┌─ The records

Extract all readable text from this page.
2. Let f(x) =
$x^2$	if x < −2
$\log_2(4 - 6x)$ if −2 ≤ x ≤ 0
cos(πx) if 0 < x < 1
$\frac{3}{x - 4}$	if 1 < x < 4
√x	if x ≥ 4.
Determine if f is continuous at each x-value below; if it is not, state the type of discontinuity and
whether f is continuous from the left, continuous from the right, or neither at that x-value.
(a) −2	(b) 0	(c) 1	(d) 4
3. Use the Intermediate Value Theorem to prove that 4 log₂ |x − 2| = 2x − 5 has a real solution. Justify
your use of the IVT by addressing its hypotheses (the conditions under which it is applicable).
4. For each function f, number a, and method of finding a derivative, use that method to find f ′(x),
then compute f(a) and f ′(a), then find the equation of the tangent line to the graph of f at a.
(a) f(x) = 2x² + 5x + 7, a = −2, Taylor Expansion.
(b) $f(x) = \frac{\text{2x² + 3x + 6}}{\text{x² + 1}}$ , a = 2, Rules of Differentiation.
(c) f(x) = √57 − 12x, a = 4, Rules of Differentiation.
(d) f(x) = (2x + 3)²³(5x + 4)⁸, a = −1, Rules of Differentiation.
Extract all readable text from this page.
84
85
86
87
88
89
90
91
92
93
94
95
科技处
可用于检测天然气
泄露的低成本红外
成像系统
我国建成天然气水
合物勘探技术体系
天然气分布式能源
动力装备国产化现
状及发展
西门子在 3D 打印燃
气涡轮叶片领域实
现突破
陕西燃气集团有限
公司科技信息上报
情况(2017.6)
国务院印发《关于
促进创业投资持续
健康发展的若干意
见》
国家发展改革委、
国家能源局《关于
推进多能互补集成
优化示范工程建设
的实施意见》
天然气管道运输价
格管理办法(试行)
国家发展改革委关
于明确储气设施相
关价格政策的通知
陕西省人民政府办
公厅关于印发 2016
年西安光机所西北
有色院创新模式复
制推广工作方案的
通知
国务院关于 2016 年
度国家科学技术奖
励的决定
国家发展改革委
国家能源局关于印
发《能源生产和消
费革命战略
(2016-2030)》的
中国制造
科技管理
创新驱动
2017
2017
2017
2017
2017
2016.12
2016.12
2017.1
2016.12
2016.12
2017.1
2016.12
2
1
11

└─

**Work to be completed:** Each line above is to be repeated exactly.

**Written reply:**
Extract all readable text from this page.
2. Let f(x) =
$x^2$	if x < −2
$\log_2(4 - 6x)$ if −2 ≤ x ≤ 0
cos(πx) if 0 < x < 1
$\frac{3}{x - 4}$	if 1 < x < 4
√x	if x ≥ 4.
Determine if f is continuous at each x-value below; if it is not, state the type of discontinuity and
whether f is continuous from the left, continuous from the right, or neither at that x-value.
(a) −2	(b) 0	(c) 1	(d) 4
3. Use the Intermediate Value Theorem to prove that 4 log₂ |x − 2| = 2x − 5 has a real solution. Justify
your use of the IVT by addressing its hypotheses (the conditions under which it is applicable).
4. For each function f, number a, and method of finding a derivative, use that method to find f ′(x),
then compute f(a) and f ′(a), then find the equation of the tangent line to the graph of f at a.
(a) f(x) = 2x² + 5x + 7, a = −2, Taylor Expansion.
(b) $f(x) = \frac{\text{2x² + 3x + 6}}{\text{x² + 1}}$ , a = 2, Rules of Differentiation.
(c) f(x) = √57 − 12x, a = 4, Rules of Differentiation.
(d) f(x) = (2x + 3)²³(5x + 4)⁸, a = −1, Rules of Differentiation.
Extract all readable text from this page.
84
85
86
87
88
89
90
91
92
93
94
95
科技处
可用于检测天然气
泄露的低成本红外
成像系统
我国建成天然气水
合物勘探技术体系
天然气分布式能源
动力装备国产化现
状及发展
西门子在 3D 打印燃
气涡轮叶片领域实
现突破
陕西燃气集团有限
公司科技信息上报
情况(2017.6)
国务院印发《关于
促进创业投资持续
健康发展的若干意
见》
国家发展改革委、
国家能源局《关于
推进多能互补集成
优化示范工程建设
的实施意见》
天然气管道运输价
格管理办法(试行)
国家发展改革委关
于明确储气设施相
关价格政策的通知
陕西省人民政府办
公厅关于印发 2016
年西安光机所西北
有色院创新模式复
制推广工作方案的
通知
国务院关于 2016 年
度国家科学技术奖
励的决定
国家发展改革委
国家能源局关于印
发《能源生产和消
费革命战略
(2016-2030)》的
中国制造
科技管理
创新驱动
2017
2017
2017
2017
2017
2016.12
2016.12
2017.1
2016.12
2016.12
2017.1
2016.12
2
1
11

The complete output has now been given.